In the listing below, find every line with the string "Périmètre" and pull it out.
>> start Items
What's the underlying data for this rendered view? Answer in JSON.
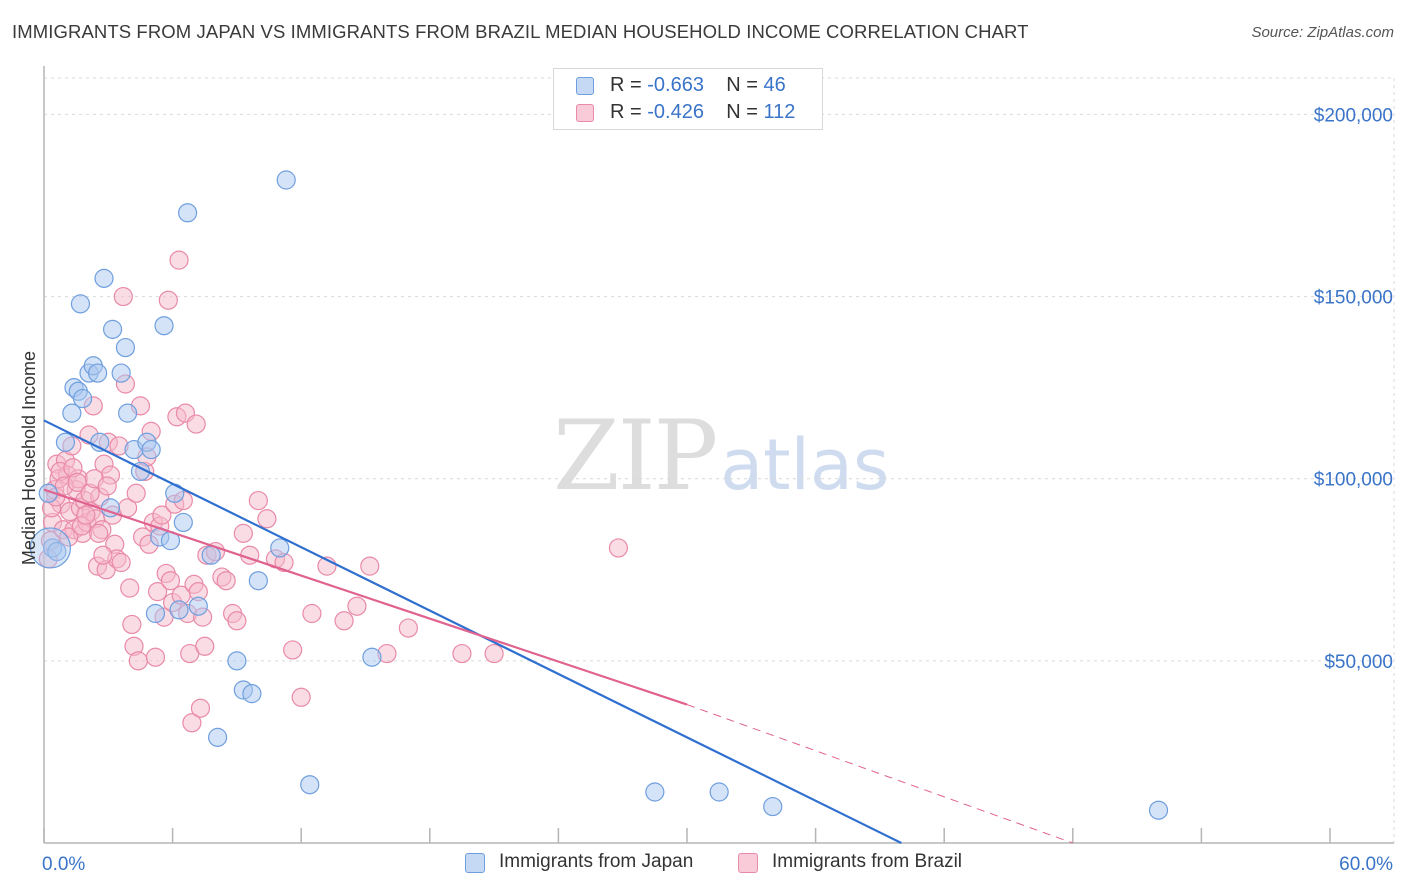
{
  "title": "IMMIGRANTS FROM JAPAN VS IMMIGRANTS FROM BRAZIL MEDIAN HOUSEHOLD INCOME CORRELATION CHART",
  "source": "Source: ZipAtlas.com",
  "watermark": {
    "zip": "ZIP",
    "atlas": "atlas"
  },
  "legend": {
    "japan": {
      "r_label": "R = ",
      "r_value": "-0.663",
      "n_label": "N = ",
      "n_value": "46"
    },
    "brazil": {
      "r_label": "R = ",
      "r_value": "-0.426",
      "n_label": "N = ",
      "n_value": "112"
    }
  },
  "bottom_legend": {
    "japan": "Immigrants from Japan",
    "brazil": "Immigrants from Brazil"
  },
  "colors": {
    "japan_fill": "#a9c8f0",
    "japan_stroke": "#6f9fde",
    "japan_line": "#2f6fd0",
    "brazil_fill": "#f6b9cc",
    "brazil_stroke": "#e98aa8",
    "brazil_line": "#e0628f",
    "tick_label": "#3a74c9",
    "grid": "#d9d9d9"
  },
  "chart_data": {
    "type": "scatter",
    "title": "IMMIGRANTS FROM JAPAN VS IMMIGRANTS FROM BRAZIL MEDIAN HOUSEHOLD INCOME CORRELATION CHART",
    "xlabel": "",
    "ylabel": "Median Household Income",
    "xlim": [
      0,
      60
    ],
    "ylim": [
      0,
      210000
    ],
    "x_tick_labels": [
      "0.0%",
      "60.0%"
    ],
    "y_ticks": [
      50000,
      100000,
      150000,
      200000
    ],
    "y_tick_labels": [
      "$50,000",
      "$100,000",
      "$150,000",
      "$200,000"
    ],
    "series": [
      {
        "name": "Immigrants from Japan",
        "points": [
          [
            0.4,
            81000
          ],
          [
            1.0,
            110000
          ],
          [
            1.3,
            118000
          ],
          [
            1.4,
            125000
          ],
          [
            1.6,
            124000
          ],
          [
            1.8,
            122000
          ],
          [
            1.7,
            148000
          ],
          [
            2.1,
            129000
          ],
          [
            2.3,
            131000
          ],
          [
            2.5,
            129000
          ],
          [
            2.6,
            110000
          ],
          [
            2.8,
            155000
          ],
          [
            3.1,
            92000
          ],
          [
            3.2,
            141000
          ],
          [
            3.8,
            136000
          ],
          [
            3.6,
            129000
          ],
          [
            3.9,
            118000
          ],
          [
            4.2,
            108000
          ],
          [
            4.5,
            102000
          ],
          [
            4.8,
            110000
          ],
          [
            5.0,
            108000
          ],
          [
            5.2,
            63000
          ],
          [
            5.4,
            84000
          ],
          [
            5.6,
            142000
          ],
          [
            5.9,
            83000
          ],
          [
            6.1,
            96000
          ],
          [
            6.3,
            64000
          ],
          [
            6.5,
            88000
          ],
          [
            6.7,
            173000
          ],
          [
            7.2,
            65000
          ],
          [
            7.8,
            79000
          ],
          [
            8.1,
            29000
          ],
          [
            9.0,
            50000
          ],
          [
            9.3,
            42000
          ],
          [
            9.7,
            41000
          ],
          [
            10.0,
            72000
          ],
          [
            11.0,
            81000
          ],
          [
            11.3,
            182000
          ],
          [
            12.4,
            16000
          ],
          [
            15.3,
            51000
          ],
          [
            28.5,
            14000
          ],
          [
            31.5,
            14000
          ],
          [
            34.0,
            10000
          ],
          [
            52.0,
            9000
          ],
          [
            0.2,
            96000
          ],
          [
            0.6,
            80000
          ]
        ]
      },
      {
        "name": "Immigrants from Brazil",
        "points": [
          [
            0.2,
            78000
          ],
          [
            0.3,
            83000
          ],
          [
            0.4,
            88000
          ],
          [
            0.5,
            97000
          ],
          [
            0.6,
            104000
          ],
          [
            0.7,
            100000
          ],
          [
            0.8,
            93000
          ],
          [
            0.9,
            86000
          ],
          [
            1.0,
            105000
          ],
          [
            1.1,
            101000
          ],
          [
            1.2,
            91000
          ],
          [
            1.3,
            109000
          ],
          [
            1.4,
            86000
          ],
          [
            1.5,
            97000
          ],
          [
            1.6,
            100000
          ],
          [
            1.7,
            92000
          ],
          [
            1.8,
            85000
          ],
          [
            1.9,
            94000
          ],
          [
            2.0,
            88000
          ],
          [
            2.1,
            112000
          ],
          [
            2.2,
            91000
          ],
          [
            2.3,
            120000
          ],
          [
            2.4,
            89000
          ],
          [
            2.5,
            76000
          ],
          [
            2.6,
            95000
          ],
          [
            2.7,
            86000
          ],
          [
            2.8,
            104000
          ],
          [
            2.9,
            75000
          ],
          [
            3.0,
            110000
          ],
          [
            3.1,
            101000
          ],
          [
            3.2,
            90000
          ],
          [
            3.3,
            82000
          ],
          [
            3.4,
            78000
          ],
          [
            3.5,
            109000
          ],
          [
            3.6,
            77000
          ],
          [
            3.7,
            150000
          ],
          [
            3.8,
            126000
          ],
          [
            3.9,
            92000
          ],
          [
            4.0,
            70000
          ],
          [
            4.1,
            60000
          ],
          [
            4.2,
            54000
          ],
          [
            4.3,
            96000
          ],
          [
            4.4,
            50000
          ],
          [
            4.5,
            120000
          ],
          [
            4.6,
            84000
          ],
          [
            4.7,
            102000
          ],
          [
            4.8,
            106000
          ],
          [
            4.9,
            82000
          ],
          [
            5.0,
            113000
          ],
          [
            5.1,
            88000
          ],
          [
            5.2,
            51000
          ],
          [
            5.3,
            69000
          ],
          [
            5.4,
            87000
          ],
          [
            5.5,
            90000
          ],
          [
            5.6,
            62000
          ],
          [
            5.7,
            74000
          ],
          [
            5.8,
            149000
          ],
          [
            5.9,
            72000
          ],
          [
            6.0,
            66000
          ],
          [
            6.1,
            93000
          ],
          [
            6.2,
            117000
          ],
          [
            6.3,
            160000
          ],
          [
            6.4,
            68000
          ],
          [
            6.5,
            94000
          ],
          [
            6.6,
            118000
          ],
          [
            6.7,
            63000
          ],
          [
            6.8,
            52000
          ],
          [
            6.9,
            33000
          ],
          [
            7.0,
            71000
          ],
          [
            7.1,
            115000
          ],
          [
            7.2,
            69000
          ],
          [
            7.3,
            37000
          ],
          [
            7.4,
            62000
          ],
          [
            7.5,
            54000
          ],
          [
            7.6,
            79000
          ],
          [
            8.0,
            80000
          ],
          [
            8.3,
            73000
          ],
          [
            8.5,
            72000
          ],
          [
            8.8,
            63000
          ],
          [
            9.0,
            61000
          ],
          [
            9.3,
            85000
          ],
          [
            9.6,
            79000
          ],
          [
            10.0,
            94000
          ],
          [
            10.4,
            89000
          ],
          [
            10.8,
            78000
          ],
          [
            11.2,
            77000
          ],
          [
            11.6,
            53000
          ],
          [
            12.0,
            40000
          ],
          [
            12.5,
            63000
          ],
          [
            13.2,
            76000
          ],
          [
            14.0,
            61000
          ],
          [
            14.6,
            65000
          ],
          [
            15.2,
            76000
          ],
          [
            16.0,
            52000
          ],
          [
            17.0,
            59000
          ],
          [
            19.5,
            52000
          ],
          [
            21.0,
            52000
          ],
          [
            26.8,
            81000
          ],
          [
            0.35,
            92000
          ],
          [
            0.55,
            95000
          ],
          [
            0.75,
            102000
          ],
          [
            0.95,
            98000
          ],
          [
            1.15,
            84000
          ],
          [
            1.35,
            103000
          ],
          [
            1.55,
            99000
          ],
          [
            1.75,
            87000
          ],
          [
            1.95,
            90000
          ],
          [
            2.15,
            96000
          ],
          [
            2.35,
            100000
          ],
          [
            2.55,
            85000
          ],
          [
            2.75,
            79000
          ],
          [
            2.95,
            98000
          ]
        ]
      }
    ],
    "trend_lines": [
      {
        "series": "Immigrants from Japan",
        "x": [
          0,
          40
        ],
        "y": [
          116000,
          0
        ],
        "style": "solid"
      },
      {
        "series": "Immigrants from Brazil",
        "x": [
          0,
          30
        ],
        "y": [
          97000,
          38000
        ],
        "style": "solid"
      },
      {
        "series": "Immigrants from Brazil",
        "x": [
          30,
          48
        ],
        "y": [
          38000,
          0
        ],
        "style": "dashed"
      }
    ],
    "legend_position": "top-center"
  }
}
>> end Items
>> start Items
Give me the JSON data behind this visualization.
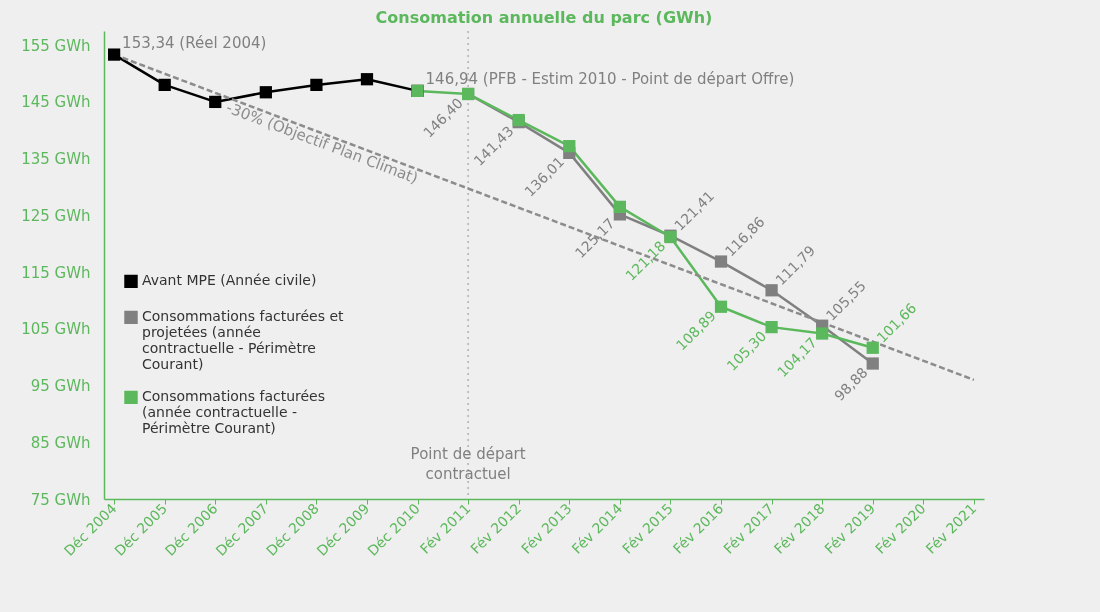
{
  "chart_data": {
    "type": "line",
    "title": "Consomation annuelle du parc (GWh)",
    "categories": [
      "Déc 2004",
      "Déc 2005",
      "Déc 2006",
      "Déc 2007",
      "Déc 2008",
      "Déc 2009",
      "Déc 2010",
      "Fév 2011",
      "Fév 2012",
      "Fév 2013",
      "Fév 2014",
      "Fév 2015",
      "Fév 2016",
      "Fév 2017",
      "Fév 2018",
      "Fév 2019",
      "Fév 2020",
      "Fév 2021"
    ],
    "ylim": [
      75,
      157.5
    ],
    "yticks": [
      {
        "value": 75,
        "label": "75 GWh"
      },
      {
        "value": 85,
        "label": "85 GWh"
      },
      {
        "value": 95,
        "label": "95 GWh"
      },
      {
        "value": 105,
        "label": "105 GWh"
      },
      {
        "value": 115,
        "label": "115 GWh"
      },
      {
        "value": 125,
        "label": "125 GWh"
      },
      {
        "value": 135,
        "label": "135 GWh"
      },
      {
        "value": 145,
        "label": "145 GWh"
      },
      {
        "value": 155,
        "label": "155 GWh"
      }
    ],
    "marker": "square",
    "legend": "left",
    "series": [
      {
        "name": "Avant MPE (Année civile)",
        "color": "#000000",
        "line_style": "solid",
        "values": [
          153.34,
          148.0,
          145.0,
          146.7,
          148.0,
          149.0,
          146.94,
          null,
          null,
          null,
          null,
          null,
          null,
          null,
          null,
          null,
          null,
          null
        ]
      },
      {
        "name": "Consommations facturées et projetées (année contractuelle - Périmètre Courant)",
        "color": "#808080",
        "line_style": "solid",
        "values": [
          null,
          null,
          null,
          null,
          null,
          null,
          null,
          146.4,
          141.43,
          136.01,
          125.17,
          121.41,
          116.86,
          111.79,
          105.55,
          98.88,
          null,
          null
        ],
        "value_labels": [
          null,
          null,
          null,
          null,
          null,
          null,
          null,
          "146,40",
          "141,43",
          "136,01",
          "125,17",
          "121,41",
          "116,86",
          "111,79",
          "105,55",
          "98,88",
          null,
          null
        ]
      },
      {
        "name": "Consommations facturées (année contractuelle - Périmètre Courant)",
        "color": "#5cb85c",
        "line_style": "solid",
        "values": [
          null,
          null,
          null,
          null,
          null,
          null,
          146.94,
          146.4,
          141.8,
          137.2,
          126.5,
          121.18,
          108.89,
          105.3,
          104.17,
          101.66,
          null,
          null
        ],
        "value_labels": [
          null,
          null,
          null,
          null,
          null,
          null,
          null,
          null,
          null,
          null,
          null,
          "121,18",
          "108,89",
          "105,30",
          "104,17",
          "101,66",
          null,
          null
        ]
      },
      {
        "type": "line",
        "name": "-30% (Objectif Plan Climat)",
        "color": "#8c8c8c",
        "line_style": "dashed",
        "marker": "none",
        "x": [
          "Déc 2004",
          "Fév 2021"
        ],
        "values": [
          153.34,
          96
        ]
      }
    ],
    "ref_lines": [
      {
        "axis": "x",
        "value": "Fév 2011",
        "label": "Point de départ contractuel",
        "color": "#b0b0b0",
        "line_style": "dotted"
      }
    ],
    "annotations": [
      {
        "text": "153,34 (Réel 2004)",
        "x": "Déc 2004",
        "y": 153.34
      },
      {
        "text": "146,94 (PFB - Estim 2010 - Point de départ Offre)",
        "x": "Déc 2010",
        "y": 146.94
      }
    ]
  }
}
>> end Items
Worked solution:
        "name": "Consommations facturées et projetées (année contractuelle - Périmètre Courant)",
        "name": "Consommations facturées (année contractuelle - Périmètre Courant)",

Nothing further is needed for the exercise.